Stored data
======

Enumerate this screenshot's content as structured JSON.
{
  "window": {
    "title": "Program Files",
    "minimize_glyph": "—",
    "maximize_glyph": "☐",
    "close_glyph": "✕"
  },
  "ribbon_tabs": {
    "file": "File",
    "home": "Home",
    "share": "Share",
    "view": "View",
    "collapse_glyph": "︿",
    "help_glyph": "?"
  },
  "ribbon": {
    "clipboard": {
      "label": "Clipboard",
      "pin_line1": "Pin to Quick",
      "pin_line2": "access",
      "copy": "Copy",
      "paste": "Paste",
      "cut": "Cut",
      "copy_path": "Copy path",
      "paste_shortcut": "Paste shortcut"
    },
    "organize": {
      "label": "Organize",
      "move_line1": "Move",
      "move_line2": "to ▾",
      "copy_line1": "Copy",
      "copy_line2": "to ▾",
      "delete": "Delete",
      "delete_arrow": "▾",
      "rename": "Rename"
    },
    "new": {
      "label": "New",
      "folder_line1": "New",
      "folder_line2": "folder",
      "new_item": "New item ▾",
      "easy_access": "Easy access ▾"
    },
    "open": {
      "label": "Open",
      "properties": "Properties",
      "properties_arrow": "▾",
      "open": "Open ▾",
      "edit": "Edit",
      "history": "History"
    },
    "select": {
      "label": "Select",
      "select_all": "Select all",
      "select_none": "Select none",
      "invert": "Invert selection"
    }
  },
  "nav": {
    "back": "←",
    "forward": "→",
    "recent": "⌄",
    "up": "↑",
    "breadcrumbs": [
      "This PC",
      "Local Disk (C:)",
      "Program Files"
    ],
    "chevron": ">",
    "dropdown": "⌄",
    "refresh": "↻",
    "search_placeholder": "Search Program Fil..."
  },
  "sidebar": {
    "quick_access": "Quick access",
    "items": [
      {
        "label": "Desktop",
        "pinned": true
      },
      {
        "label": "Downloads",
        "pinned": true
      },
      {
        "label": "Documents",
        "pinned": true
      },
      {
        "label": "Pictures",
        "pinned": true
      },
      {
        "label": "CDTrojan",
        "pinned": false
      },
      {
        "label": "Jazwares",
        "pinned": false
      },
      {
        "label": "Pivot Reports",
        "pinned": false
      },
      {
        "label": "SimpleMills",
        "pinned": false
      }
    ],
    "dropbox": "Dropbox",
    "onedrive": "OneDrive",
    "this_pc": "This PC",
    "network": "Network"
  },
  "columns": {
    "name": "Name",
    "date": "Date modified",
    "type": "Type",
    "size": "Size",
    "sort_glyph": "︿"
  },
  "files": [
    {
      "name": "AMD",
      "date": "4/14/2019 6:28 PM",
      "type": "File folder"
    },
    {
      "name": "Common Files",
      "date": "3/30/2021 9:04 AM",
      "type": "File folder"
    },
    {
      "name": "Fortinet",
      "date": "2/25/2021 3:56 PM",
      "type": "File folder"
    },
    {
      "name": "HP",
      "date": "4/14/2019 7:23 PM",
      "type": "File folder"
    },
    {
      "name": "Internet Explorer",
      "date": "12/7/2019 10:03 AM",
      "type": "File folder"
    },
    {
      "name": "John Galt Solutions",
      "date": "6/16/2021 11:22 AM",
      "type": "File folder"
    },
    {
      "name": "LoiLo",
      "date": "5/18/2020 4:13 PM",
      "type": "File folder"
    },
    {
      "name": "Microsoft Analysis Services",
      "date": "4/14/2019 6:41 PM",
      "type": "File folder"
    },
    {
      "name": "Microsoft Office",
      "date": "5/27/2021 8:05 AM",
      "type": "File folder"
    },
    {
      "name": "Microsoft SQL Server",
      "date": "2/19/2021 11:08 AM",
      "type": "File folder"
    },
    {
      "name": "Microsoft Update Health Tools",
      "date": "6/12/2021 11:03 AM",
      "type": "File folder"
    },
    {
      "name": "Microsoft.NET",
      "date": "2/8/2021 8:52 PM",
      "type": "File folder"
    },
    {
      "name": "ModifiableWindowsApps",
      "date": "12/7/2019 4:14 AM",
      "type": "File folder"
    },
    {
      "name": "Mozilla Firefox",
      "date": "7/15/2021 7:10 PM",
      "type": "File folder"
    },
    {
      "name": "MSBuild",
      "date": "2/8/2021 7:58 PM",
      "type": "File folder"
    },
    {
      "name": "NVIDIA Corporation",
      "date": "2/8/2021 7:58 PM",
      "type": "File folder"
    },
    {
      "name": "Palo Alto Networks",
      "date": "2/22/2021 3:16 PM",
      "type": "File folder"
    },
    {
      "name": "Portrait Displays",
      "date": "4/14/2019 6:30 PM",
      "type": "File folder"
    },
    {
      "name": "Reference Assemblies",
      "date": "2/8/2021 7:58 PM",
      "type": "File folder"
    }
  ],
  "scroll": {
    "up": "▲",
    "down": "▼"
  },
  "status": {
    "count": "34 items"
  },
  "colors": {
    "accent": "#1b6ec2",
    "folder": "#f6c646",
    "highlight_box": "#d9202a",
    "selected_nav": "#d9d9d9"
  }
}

======

What is asked
All the data must be duplicated exactly, with nothing added or removed.

Result for this exercise
Enumerate this screenshot's content as structured JSON.
{
  "window": {
    "title": "Program Files",
    "minimize_glyph": "—",
    "maximize_glyph": "☐",
    "close_glyph": "✕"
  },
  "ribbon_tabs": {
    "file": "File",
    "home": "Home",
    "share": "Share",
    "view": "View",
    "collapse_glyph": "︿",
    "help_glyph": "?"
  },
  "ribbon": {
    "clipboard": {
      "label": "Clipboard",
      "pin_line1": "Pin to Quick",
      "pin_line2": "access",
      "copy": "Copy",
      "paste": "Paste",
      "cut": "Cut",
      "copy_path": "Copy path",
      "paste_shortcut": "Paste shortcut"
    },
    "organize": {
      "label": "Organize",
      "move_line1": "Move",
      "move_line2": "to ▾",
      "copy_line1": "Copy",
      "copy_line2": "to ▾",
      "delete": "Delete",
      "delete_arrow": "▾",
      "rename": "Rename"
    },
    "new": {
      "label": "New",
      "folder_line1": "New",
      "folder_line2": "folder",
      "new_item": "New item ▾",
      "easy_access": "Easy access ▾"
    },
    "open": {
      "label": "Open",
      "properties": "Properties",
      "properties_arrow": "▾",
      "open": "Open ▾",
      "edit": "Edit",
      "history": "History"
    },
    "select": {
      "label": "Select",
      "select_all": "Select all",
      "select_none": "Select none",
      "invert": "Invert selection"
    }
  },
  "nav": {
    "back": "←",
    "forward": "→",
    "recent": "⌄",
    "up": "↑",
    "breadcrumbs": [
      "This PC",
      "Local Disk (C:)",
      "Program Files"
    ],
    "chevron": ">",
    "dropdown": "⌄",
    "refresh": "↻",
    "search_placeholder": "Search Program Fil..."
  },
  "sidebar": {
    "quick_access": "Quick access",
    "items": [
      {
        "label": "Desktop",
        "pinned": true
      },
      {
        "label": "Downloads",
        "pinned": true
      },
      {
        "label": "Documents",
        "pinned": true
      },
      {
        "label": "Pictures",
        "pinned": true
      },
      {
        "label": "CDTrojan",
        "pinned": false
      },
      {
        "label": "Jazwares",
        "pinned": false
      },
      {
        "label": "Pivot Reports",
        "pinned": false
      },
      {
        "label": "SimpleMills",
        "pinned": false
      }
    ],
    "dropbox": "Dropbox",
    "onedrive": "OneDrive",
    "this_pc": "This PC",
    "network": "Network"
  },
  "columns": {
    "name": "Name",
    "date": "Date modified",
    "type": "Type",
    "size": "Size",
    "sort_glyph": "︿"
  },
  "files": [
    {
      "name": "AMD",
      "date": "4/14/2019 6:28 PM",
      "type": "File folder"
    },
    {
      "name": "Common Files",
      "date": "3/30/2021 9:04 AM",
      "type": "File folder"
    },
    {
      "name": "Fortinet",
      "date": "2/25/2021 3:56 PM",
      "type": "File folder"
    },
    {
      "name": "HP",
      "date": "4/14/2019 7:23 PM",
      "type": "File folder"
    },
    {
      "name": "Internet Explorer",
      "date": "12/7/2019 10:03 AM",
      "type": "File folder"
    },
    {
      "name": "John Galt Solutions",
      "date": "6/16/2021 11:22 AM",
      "type": "File folder"
    },
    {
      "name": "LoiLo",
      "date": "5/18/2020 4:13 PM",
      "type": "File folder"
    },
    {
      "name": "Microsoft Analysis Services",
      "date": "4/14/2019 6:41 PM",
      "type": "File folder"
    },
    {
      "name": "Microsoft Office",
      "date": "5/27/2021 8:05 AM",
      "type": "File folder"
    },
    {
      "name": "Microsoft SQL Server",
      "date": "2/19/2021 11:08 AM",
      "type": "File folder"
    },
    {
      "name": "Microsoft Update Health Tools",
      "date": "6/12/2021 11:03 AM",
      "type": "File folder"
    },
    {
      "name": "Microsoft.NET",
      "date": "2/8/2021 8:52 PM",
      "type": "File folder"
    },
    {
      "name": "ModifiableWindowsApps",
      "date": "12/7/2019 4:14 AM",
      "type": "File folder"
    },
    {
      "name": "Mozilla Firefox",
      "date": "7/15/2021 7:10 PM",
      "type": "File folder"
    },
    {
      "name": "MSBuild",
      "date": "2/8/2021 7:58 PM",
      "type": "File folder"
    },
    {
      "name": "NVIDIA Corporation",
      "date": "2/8/2021 7:58 PM",
      "type": "File folder"
    },
    {
      "name": "Palo Alto Networks",
      "date": "2/22/2021 3:16 PM",
      "type": "File folder"
    },
    {
      "name": "Portrait Displays",
      "date": "4/14/2019 6:30 PM",
      "type": "File folder"
    },
    {
      "name": "Reference Assemblies",
      "date": "2/8/2021 7:58 PM",
      "type": "File folder"
    }
  ],
  "scroll": {
    "up": "▲",
    "down": "▼"
  },
  "status": {
    "count": "34 items"
  },
  "colors": {
    "accent": "#1b6ec2",
    "folder": "#f6c646",
    "highlight_box": "#d9202a",
    "selected_nav": "#d9d9d9"
  }
}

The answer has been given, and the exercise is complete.